__What to work on__
From the Rich Text Editor text below, return word for word the passage that begins at the words "I now click" and stops after "word if desired.".

__Text for analysis__
----------------

Answering "Yes" for re-editing will then give you something like this:
Now, after altering your text, re-introduce the basic universal tailoring that you need. and click on the "Tailoring" button.
On this occasion, my final elaboration consists only of an underlined word that has its own background colour.
I now click on Save to transfer it to the main app.
And here we are again with our updated rich text widget, and the opportunity once more to create a link for the underlined word if desired.
That completes our explanation of the full editing / re-editing cycle.
What follows is a few words about some of the Editor's details that you need to know about.
This new Rich Text Editor works in two modes, the first for producing plain text, and the other for producing any further rich elaborations required. Editing Mode only is sufficient for most purposes. However, one important elaboration that you might need is the underlining of selected words in order to provide a LINK upon return to the main app. This can only be done in Tailoring Mode. All texts begin in Editing Mode, regardless of whether you are typing or simply pasting text from an external source. Once your PLAIN text is complete and correct, you then kick the Editor into Tailoring Mode for further additions if necessary. Apart from underlining, you might need to highlight some portions by using different fonts, font weight, colours, sizes, and so on. Once you are in Tailoring Mode, it is then possible to return (Save) your text to the WP3 Main App.
ABOUT THE "EXTRA TAILORING MODULE"
The right mouse button has two distinct functions:
1) It reforms the HTML content of the ETM. If you encounter a difficulty while tailoring, try clicking the right mouse button.

----------------

__Dataset content__
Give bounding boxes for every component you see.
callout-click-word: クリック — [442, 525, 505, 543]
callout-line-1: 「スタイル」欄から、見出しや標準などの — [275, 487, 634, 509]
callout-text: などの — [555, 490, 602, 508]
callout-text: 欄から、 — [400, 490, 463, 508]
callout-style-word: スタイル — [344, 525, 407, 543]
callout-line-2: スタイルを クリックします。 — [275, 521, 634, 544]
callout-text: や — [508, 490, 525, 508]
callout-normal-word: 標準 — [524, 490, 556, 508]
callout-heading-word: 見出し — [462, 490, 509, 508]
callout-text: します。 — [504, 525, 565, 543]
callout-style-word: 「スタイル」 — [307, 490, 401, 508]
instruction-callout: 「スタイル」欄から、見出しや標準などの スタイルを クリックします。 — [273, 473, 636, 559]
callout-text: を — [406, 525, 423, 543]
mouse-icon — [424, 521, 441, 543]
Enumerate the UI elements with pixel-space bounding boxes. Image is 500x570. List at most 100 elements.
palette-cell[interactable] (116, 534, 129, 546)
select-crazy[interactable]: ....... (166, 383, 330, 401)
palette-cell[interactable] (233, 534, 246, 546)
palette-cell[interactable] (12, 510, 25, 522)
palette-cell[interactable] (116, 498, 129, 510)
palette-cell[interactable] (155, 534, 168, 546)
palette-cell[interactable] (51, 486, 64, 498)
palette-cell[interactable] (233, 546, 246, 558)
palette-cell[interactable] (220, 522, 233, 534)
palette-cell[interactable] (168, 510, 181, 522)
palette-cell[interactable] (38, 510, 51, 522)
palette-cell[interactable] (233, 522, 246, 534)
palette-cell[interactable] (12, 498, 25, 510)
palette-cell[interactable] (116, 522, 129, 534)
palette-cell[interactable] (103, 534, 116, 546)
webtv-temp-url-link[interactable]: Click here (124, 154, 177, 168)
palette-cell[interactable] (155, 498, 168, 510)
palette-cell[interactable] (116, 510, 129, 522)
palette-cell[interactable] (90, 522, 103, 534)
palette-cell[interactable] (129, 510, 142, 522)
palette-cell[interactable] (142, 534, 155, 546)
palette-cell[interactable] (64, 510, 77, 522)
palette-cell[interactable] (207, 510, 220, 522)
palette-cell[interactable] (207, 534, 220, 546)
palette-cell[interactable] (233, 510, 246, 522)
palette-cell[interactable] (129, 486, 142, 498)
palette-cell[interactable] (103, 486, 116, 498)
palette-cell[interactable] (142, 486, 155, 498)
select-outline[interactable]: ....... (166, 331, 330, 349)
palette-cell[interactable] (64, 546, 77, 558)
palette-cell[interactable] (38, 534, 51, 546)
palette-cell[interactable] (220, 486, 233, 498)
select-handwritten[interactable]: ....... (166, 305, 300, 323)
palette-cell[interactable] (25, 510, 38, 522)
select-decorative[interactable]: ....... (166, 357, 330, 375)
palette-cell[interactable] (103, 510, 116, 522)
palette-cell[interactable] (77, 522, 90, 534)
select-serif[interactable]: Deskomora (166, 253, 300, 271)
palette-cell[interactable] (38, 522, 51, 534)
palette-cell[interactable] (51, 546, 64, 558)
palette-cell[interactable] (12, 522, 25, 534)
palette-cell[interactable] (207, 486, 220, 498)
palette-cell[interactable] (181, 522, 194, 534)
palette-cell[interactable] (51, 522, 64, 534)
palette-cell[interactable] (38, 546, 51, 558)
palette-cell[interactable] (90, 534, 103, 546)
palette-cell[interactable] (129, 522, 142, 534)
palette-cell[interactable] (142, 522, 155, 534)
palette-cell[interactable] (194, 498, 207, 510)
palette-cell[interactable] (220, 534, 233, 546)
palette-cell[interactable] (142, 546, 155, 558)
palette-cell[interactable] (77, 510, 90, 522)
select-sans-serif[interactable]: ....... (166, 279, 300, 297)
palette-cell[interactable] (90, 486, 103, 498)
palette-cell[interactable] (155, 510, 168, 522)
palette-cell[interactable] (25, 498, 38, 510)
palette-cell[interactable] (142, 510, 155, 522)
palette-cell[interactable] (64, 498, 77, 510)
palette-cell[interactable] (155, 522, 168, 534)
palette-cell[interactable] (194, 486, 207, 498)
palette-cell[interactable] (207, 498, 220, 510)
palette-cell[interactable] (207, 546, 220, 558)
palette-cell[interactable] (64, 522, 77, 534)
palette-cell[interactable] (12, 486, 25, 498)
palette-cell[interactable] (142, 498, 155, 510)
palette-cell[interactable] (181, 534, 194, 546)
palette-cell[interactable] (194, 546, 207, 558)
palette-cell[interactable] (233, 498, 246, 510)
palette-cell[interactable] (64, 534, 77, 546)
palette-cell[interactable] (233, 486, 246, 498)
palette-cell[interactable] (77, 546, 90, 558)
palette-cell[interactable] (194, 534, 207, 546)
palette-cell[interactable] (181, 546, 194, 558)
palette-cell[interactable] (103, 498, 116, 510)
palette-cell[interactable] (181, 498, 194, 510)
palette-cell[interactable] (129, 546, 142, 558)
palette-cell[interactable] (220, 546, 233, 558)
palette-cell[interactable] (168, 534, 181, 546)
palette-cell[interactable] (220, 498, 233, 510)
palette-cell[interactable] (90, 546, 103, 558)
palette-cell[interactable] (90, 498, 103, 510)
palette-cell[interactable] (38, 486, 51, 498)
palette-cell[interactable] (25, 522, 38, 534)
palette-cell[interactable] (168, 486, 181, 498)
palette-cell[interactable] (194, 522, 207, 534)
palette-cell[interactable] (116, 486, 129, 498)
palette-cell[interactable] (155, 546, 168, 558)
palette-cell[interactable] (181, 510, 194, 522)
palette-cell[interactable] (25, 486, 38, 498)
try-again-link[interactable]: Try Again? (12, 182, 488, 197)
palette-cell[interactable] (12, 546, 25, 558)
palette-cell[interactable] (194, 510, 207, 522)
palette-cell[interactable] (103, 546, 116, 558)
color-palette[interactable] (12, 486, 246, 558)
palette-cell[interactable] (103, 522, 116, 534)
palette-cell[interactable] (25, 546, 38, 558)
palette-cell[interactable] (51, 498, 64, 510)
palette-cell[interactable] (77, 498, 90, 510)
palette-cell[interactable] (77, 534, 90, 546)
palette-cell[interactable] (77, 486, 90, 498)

----------------

__Problem solution__
I now click on Save to transfer it to the main app.
And here we are again with our updated rich text widget, and the opportunity once more to create a link for the underlined word if desired.